__WHAT YOU WILL DO__:
• a. From the cleaver restoration post, return the passage starting with "The disassembling was" and going on through "out absolutely amazing.", word for word.
• b. Answer these questions using the cleaver restoration post:
(i) Where did the friend find the cleaver?
(ii) By about how much was the tang shortened?
(iii) What was the last grit used in hand sanding before buffing?

__SOURCE DOCUMENT__:
Thought I'd share...



My friend has found this rusty old cleaver on the steel waste. I really liked the unique look of it with the hook instead of a hole to hang it on the wall. As christmas holidays were just around to happen, I knew I had to pick a project that I have all the material ready in my shop, because everybody was in vacation. So i choose to restore this cleaver.
The disassembling was done very quickly, so was the sandblasting.
The original handle was held in place with the peened tang. I didn't really like the shape of the handle and I also didn't wanted to peen the handle again. Si I decided to make a more ergonomic nice looking handle. That's why I shortened the tang around 45mm and drilled three 5mm holes in it. That went very well as the tang wasn't hardened. Next I wanted to make it mirror polished. I startet with the belt sander to grind away all the pitting from the rust. Then it was time for hand sanding. I started with 120 grit, after all the scratches were gone from the belt sander I moved on with 240. Then 400, 1000 and 1200 at the end. I then had a fine enough surface to be able to mirror polish it on the cotton buffing wheel. It took quite some time to do that, but the end result came out absolutely amazing.

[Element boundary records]
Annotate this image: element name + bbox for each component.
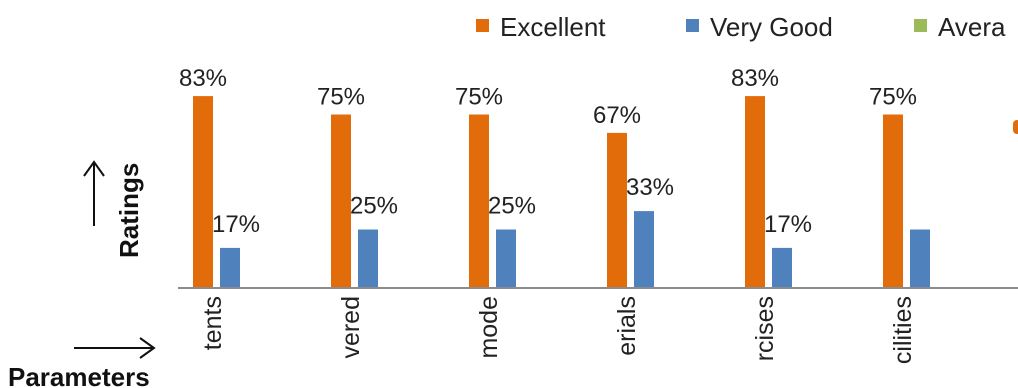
data-label: 17% — [764, 211, 812, 238]
bar-excellent-0 — [193, 96, 213, 287]
category-label: rcises — [751, 296, 779, 361]
legend-swatch — [476, 19, 489, 32]
data-label: 17% — [212, 211, 260, 238]
data-label: 33% — [626, 174, 674, 201]
category-label: vered — [337, 296, 365, 359]
legend-label: Avera — [938, 12, 1006, 42]
legend-label: Very Good — [710, 12, 833, 42]
bar-very-good-0 — [220, 247, 240, 287]
bar-excellent-3 — [607, 132, 627, 287]
data-label: 25% — [488, 193, 536, 220]
category-label: erials — [613, 296, 641, 356]
y-axis-arrow-icon — [83, 160, 105, 226]
x-axis-arrow-icon — [74, 337, 156, 359]
bars — [193, 96, 1018, 287]
bar-excellent-1 — [331, 114, 351, 287]
category-label: tents — [199, 296, 227, 350]
bar-very-good-1 — [358, 229, 378, 287]
value-labels: 83% 75% 75% 67% 83% 75% 17% 25% 25% 33% 17% — [179, 65, 917, 238]
data-label: 67% — [593, 102, 641, 129]
bar-excellent-6 — [1013, 120, 1018, 134]
category-labels: tents vered mode erials rcises cilities — [199, 296, 917, 364]
legend-swatch — [686, 19, 699, 32]
x-axis-title: Parameters — [8, 362, 150, 388]
legend: Excellent Very Good Avera — [476, 12, 1006, 42]
category-label: mode — [475, 296, 503, 359]
bar-excellent-2 — [469, 114, 489, 287]
legend-swatch — [914, 19, 927, 32]
bar-very-good-3 — [634, 211, 654, 287]
bar-very-good-4 — [772, 247, 792, 287]
data-label: 83% — [731, 65, 779, 92]
data-label: 75% — [455, 84, 503, 111]
y-axis-title: Ratings — [114, 163, 144, 258]
bar-excellent-5 — [883, 114, 903, 287]
data-label: 25% — [350, 193, 398, 220]
data-label: 83% — [179, 65, 227, 92]
data-label: 75% — [317, 84, 365, 111]
bar-very-good-2 — [496, 229, 516, 287]
bar-excellent-4 — [745, 96, 765, 287]
category-label: cilities — [889, 296, 917, 364]
legend-label: Excellent — [500, 12, 606, 42]
data-label: 75% — [869, 84, 917, 111]
bar-very-good-5 — [910, 229, 930, 287]
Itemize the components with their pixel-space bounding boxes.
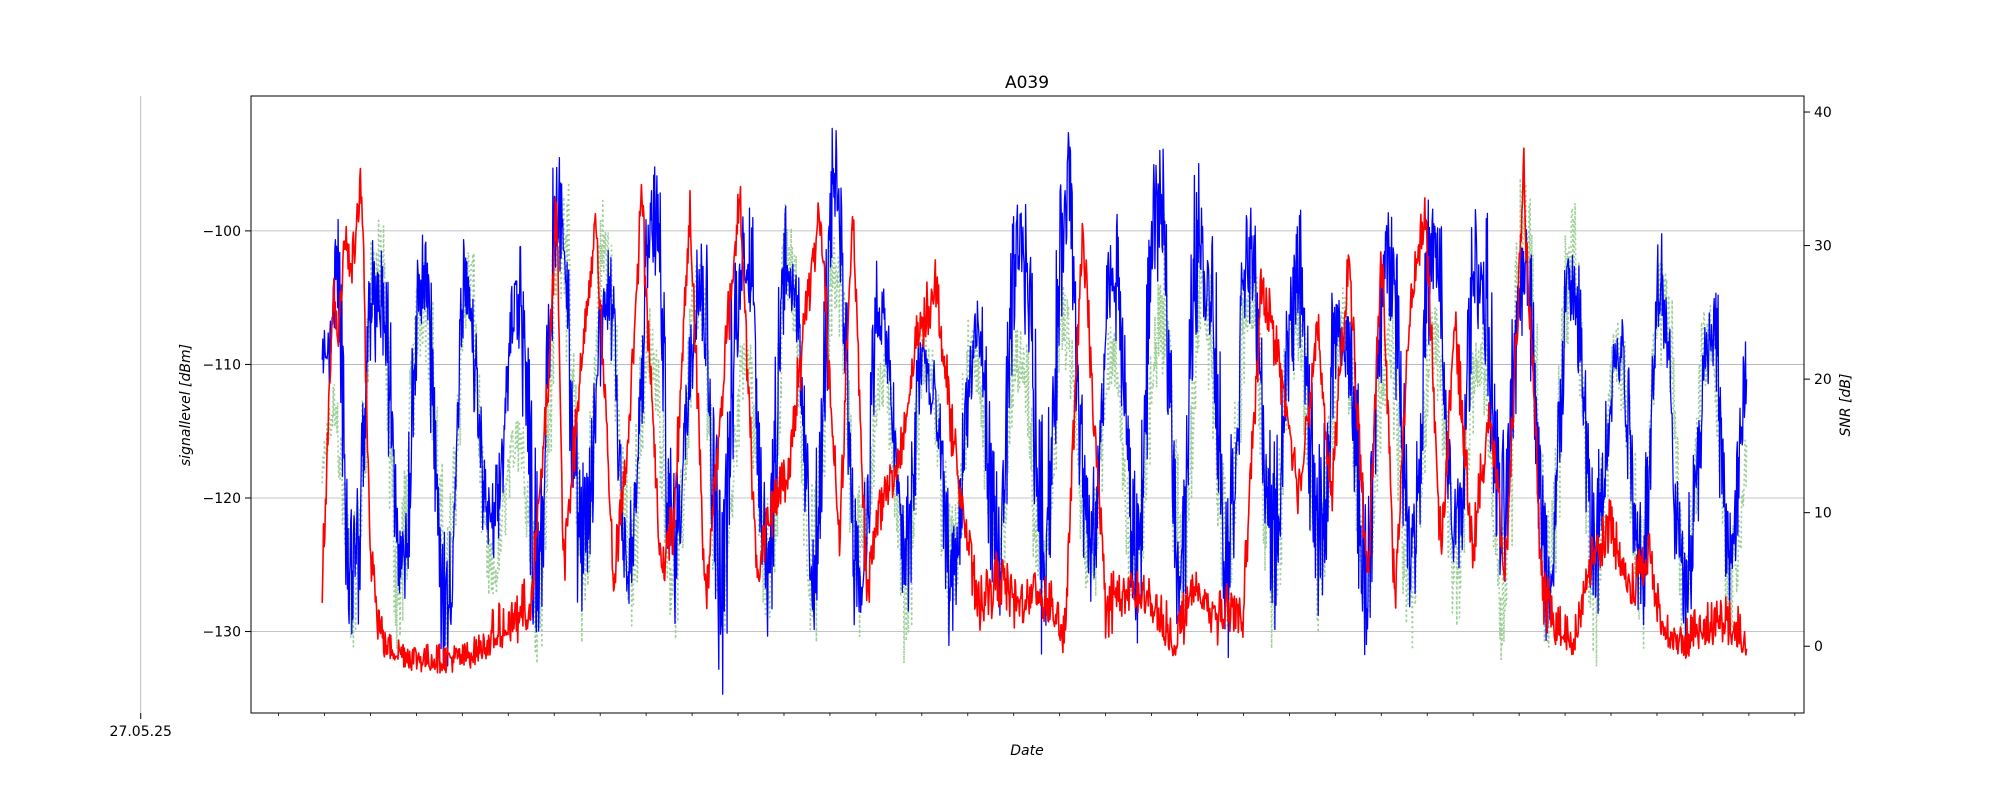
y-right-tick-label: 30 (1814, 239, 1832, 255)
y-left-tick-label: −100 (203, 224, 241, 240)
y-left-tick-label: −120 (203, 491, 241, 507)
signal-series-red (321, 147, 1748, 674)
x-axis-label: Date (1010, 743, 1043, 759)
x-tick-label: 27.05.25 (110, 724, 172, 740)
chart-title: A039 (1005, 73, 1049, 93)
axes: 06.05.2513.05.2520.05.2527.05.25−100−110… (110, 105, 1832, 740)
plot-frame (250, 95, 1805, 714)
y-right-tick-label: 0 (1814, 639, 1823, 655)
y-left-tick-label: −110 (203, 357, 241, 373)
series-layer (321, 127, 1748, 695)
y-right-tick-label: 20 (1814, 372, 1832, 388)
y-left-tick-label: −130 (203, 625, 241, 641)
signal-red-line (321, 147, 1748, 674)
y-axis-right-label: SNR [dB] (1838, 374, 1854, 437)
y-right-tick-label: 40 (1814, 105, 1832, 121)
y-right-tick-label: 10 (1814, 506, 1832, 522)
y-axis-left-label: signallevel [dBm] (178, 344, 194, 466)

__TASK ANSWERS__:
• a.
The disassembling was done very quickly, so was the sandblasting.
The original handle was held in place with the peened tang. I didn't really like the shape of the handle and I also didn't wanted to peen the handle again. Si I decided to make a more ergonomic nice looking handle. That's why I shortened the tang around 45mm and drilled three 5mm holes in it. That went very well as the tang wasn't hardened. Next I wanted to make it mirror polished. I startet with the belt sander to grind away all the pitting from the rust. Then it was time for hand sanding. I started with 120 grit, after all the scratches were gone from the belt sander I moved on with 240. Then 400, 1000 and 1200 at the end. I then had a fine enough surface to be able to mirror polish it on the cotton buffing wheel. It took quite some time to do that, but the end result came out absolutely amazing.

• b.
(i) On the steel waste.
(ii) Around 45mm.
(iii) 1200.